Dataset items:

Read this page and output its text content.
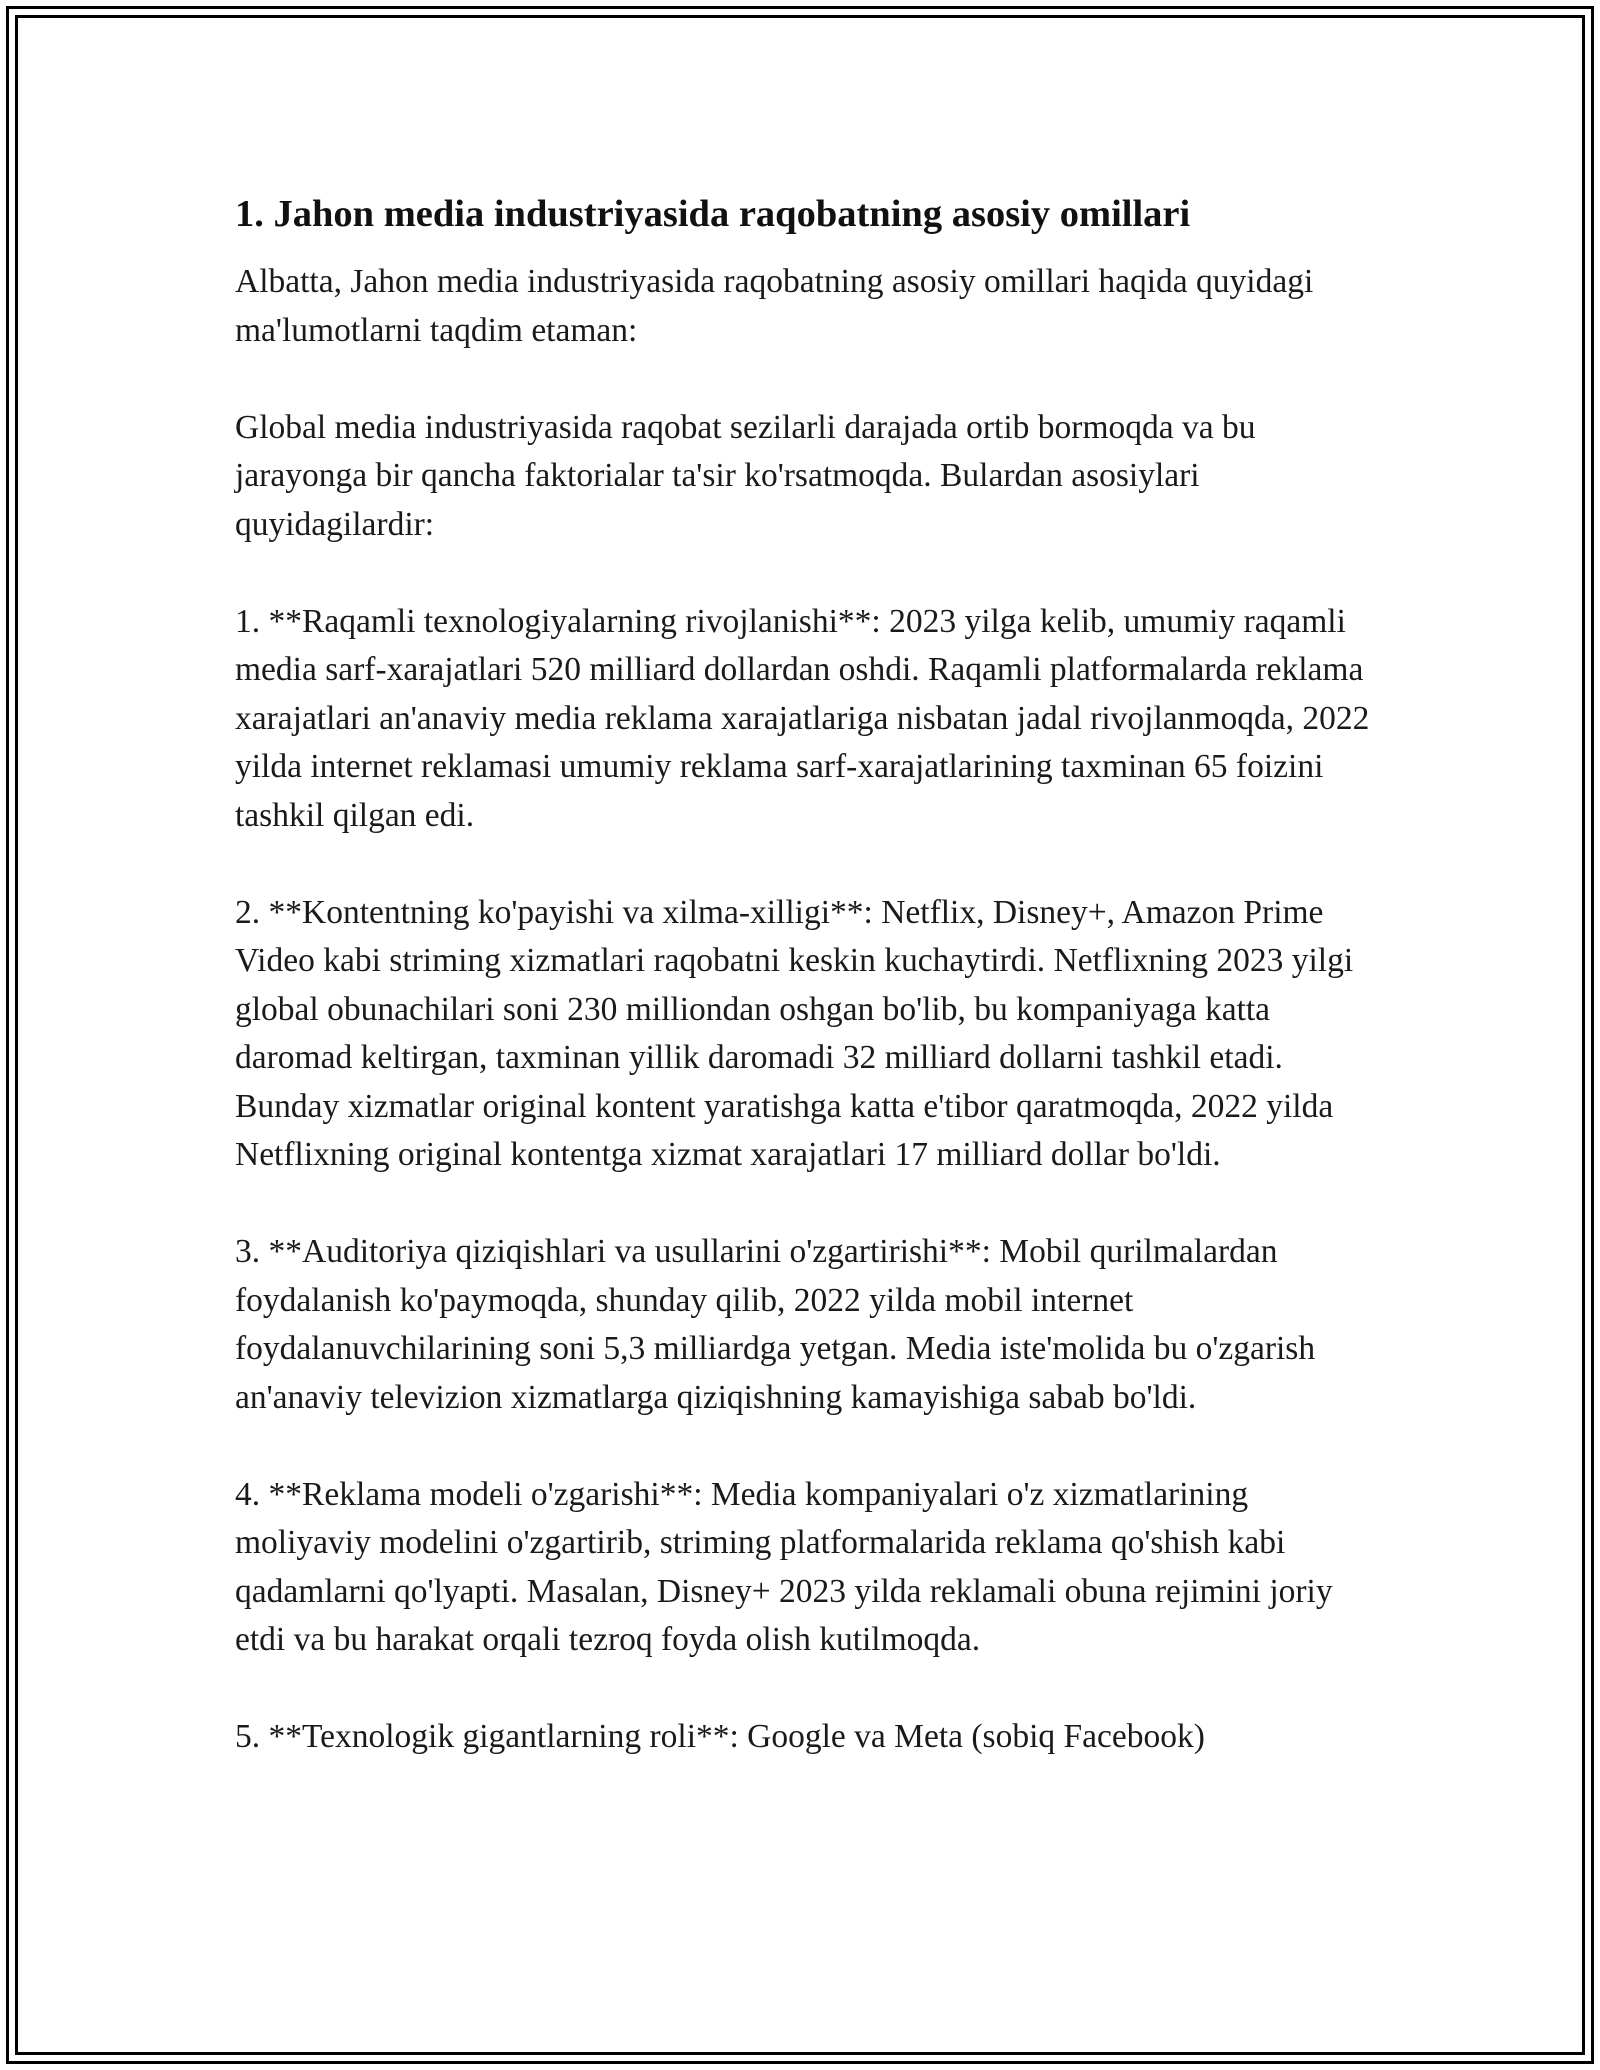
1. Jahon media industriyasida raqobatning asosiy omillari

Albatta, Jahon media industriyasida raqobatning asosiy omillari haqida quyidagi ma'lumotlarni taqdim etaman:

Global media industriyasida raqobat sezilarli darajada ortib bormoqda va bu jarayonga bir qancha faktorialar ta'sir ko'rsatmoqda. Bulardan asosiylari quyidagilardir:

1. **Raqamli texnologiyalarning rivojlanishi**: 2023 yilga kelib, umumiy raqamli media sarf-xarajatlari 520 milliard dollardan oshdi. Raqamli platformalarda reklama xarajatlari an'anaviy media reklama xarajatlariga nisbatan jadal rivojlanmoqda, 2022 yilda internet reklamasi umumiy reklama sarf-xarajatlarining taxminan 65 foizini tashkil qilgan edi.

2. **Kontentning ko'payishi va xilma-xilligi**: Netflix, Disney+, Amazon Prime Video kabi striming xizmatlari raqobatni keskin kuchaytirdi. Netflixning 2023 yilgi global obunachilari soni 230 milliondan oshgan bo'lib, bu kompaniyaga katta daromad keltirgan, taxminan yillik daromadi 32 milliard dollarni tashkil etadi. Bunday xizmatlar original kontent yaratishga katta e'tibor qaratmoqda, 2022 yilda Netflixning original kontentga xizmat xarajatlari 17 milliard dollar bo'ldi.

3. **Auditoriya qiziqishlari va usullarini o'zgartirishi**: Mobil qurilmalardan foydalanish ko'paymoqda, shunday qilib, 2022 yilda mobil internet foydalanuvchilarining soni 5,3 milliardga yetgan. Media iste'molida bu o'zgarish an'anaviy televizion xizmatlarga qiziqishning kamayishiga sabab bo'ldi.

4. **Reklama modeli o'zgarishi**: Media kompaniyalari o'z xizmatlarining moliyaviy modelini o'zgartirib, striming platformalarida reklama qo'shish kabi qadamlarni qo'lyapti. Masalan, Disney+ 2023 yilda reklamali obuna rejimini joriy etdi va bu harakat orqali tezroq foyda olish kutilmoqda.

5. **Texnologik gigantlarning roli**: Google va Meta (sobiq Facebook)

> AIM OF THE TASK
Transcribe every entry above exactly. Omit all pictures.

> RESULT FOR THIS EXERCISE
Read this page and output its text content.
1. Jahon media industriyasida raqobatning asosiy omillari

Albatta, Jahon media industriyasida raqobatning asosiy omillari haqida quyidagi ma'lumotlarni taqdim etaman:

Global media industriyasida raqobat sezilarli darajada ortib bormoqda va bu jarayonga bir qancha faktorialar ta'sir ko'rsatmoqda. Bulardan asosiylari quyidagilardir:

1. **Raqamli texnologiyalarning rivojlanishi**: 2023 yilga kelib, umumiy raqamli media sarf-xarajatlari 520 milliard dollardan oshdi. Raqamli platformalarda reklama xarajatlari an'anaviy media reklama xarajatlariga nisbatan jadal rivojlanmoqda, 2022 yilda internet reklamasi umumiy reklama sarf-xarajatlarining taxminan 65 foizini tashkil qilgan edi.

2. **Kontentning ko'payishi va xilma-xilligi**: Netflix, Disney+, Amazon Prime Video kabi striming xizmatlari raqobatni keskin kuchaytirdi. Netflixning 2023 yilgi global obunachilari soni 230 milliondan oshgan bo'lib, bu kompaniyaga katta daromad keltirgan, taxminan yillik daromadi 32 milliard dollarni tashkil etadi. Bunday xizmatlar original kontent yaratishga katta e'tibor qaratmoqda, 2022 yilda Netflixning original kontentga xizmat xarajatlari 17 milliard dollar bo'ldi.

3. **Auditoriya qiziqishlari va usullarini o'zgartirishi**: Mobil qurilmalardan foydalanish ko'paymoqda, shunday qilib, 2022 yilda mobil internet foydalanuvchilarining soni 5,3 milliardga yetgan. Media iste'molida bu o'zgarish an'anaviy televizion xizmatlarga qiziqishning kamayishiga sabab bo'ldi.

4. **Reklama modeli o'zgarishi**: Media kompaniyalari o'z xizmatlarining moliyaviy modelini o'zgartirib, striming platformalarida reklama qo'shish kabi qadamlarni qo'lyapti. Masalan, Disney+ 2023 yilda reklamali obuna rejimini joriy etdi va bu harakat orqali tezroq foyda olish kutilmoqda.

5. **Texnologik gigantlarning roli**: Google va Meta (sobiq Facebook)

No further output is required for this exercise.